→ Tujuan 1:
Menurut artikel tentang delapan perupa Indonesia di BIAB-4, apa alasan tidak semua seniman akan berangkat ke perhelatan itu?

→ Cuplikan halaman:
↓↓↓
Menapak Citra di China
oleh Kuss Indarto
Karya Indra Dodi yang bakal terpampang di The 4th Beijing International Art Biennale, China 2010 bertajuk “The Journey Record of Human” (150×170 cm). (foto: indra dodi)
DELAPAN perupa Indonesia telah siap menghadirkan karya-karyanya dalam The 4th Beijing International Art Biennale, China 2010 (BIAB-4) yang dimulai 20 September 2010 mendatang. Karya-karya tersebut terpilih dari hasil seleksi oleh tim kurator yang dilakukan lewat foto karya yang dikirimkan beberapa bulan sebelumnya. Namun tampaknya tidak semua seniman akan berangkat pada perhelatan itu karena panitia BIAB-4 hanya menanggung biaya pengiriman karya.
Para duta seni rupa dari Indonesia itu masing-masing adalah Sulistyono dari Banjarmasin, Uce Alamsyah L. (Oetje Lamno) dan Indra Dodi dari Yogyakarta, serta lima perupa dari Bali, yakni Antonius Kho, Made Supena, Nyoman Sujana Kenyem, Made Gunawan, dan Putu Edi Asmara. Mereka semua mengikutkan karyanya berupa lukisan.
Indra Dodi, salah satu seniman yang karyanya lolos seleksi, mengaku cukup terkejut. Apalagi BIAB sendiri, meski relatif masih baru, namun ditangani dengan cukup serius untuk menjadi perhelatan seni rupa berlevel dunia. Indra menerima kabar gembira itu ketika dirinya masih berada di Jerman untuk sebuah mengikuti program seni rupa bersama beberapa seniman Indonesia dan Jerman. Persisnya di kota Dresden. Dia mendapat surat yang dilayangkan lewat pos, dan diberitahukan oleh perwakilan ekspedisinya via e-mail. Maka, dengan segera juga dia mengirimkan fisik karyanya (lukisannya) ke Beijing meski terbilang cukup terlambat beberapa hari.
Jauh-jauh hari, Dodi mengaku serius menyiapkan sebuah karya yang dikhususkan untuk perhelatan BIAB-4 yang dirasanya sangat kompetitif ini. Namun demikian, dia tak mengubah identitas visual karyanya seperti yang selama ini menjadi pilihan kreatifnya. Karyanya yang berukuran 150×170 cm itu diberinya judul “The Journey Record of Human”. Sayangnya, Dodi tak bisa menyaksikan karyanya bersanding bersama ratusan karya seniman lain dari banyak negara di venue The National Art Museum of China, Beijing, China. Pendekatan terhadap seorang kolektor yang juga pemilik galeri sudah dilakukannya untuk menjadi sponsor bagi keberangkatannya ke negeri Tirai Bambu itu, namun tak berhasil.
↑↑↑
→ Data posisi elemen:
↓↓↓
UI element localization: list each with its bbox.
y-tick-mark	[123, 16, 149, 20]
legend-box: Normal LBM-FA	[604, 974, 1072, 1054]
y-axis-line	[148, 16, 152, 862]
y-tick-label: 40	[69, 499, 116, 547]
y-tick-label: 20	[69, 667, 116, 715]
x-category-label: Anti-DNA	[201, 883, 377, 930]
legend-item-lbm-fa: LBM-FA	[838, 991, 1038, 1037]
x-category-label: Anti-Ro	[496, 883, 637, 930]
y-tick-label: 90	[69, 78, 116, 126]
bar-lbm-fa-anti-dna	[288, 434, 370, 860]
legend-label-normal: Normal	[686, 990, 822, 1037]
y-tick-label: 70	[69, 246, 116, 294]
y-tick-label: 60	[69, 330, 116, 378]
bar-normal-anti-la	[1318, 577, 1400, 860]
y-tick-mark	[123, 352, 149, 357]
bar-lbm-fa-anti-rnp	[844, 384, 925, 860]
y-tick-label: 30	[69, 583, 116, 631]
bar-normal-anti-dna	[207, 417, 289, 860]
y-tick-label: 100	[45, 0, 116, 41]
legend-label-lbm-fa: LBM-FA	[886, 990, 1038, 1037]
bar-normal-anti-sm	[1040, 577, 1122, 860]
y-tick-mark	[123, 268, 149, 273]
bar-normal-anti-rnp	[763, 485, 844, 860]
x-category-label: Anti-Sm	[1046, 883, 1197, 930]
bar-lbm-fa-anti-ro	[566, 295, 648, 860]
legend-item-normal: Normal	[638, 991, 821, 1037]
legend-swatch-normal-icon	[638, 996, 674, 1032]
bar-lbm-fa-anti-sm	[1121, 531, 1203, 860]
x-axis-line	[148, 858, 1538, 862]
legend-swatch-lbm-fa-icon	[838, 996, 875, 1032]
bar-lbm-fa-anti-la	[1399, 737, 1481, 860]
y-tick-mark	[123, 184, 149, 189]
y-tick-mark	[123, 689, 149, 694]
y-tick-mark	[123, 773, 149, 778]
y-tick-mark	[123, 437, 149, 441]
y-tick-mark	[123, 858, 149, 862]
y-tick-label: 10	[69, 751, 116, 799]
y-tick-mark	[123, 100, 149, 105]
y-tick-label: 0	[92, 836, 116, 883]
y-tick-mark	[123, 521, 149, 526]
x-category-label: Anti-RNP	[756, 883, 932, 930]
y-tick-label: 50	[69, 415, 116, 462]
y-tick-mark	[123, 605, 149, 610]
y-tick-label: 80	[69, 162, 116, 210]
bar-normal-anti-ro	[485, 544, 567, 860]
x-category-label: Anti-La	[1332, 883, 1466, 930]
↑↑↑
→ Tujuan 2:
Ganti "y-tick-label" dengan "label-sumbu-y" pada baris data posisi elemen, mulai dari baris pertama sampai baris yang memuat "246, 116, 294]", termasuk kedua ujungnya. Tulis ulang hanya baris-baris itu tanpa mengubah bagian lain.

→ Jawaban lengkap 1:
Panitia BIAB-4 hanya menanggung biaya pengiriman karya.

→ Jawaban lengkap 2:
UI element localization: list each with its bbox.
y-tick-mark	[123, 16, 149, 20]
legend-box: Normal LBM-FA	[604, 974, 1072, 1054]
y-axis-line	[148, 16, 152, 862]
label-sumbu-y: 40	[69, 499, 116, 547]
label-sumbu-y: 20	[69, 667, 116, 715]
x-category-label: Anti-DNA	[201, 883, 377, 930]
legend-item-lbm-fa: LBM-FA	[838, 991, 1038, 1037]
x-category-label: Anti-Ro	[496, 883, 637, 930]
label-sumbu-y: 90	[69, 78, 116, 126]
bar-lbm-fa-anti-dna	[288, 434, 370, 860]
legend-label-normal: Normal	[686, 990, 822, 1037]
label-sumbu-y: 70	[69, 246, 116, 294]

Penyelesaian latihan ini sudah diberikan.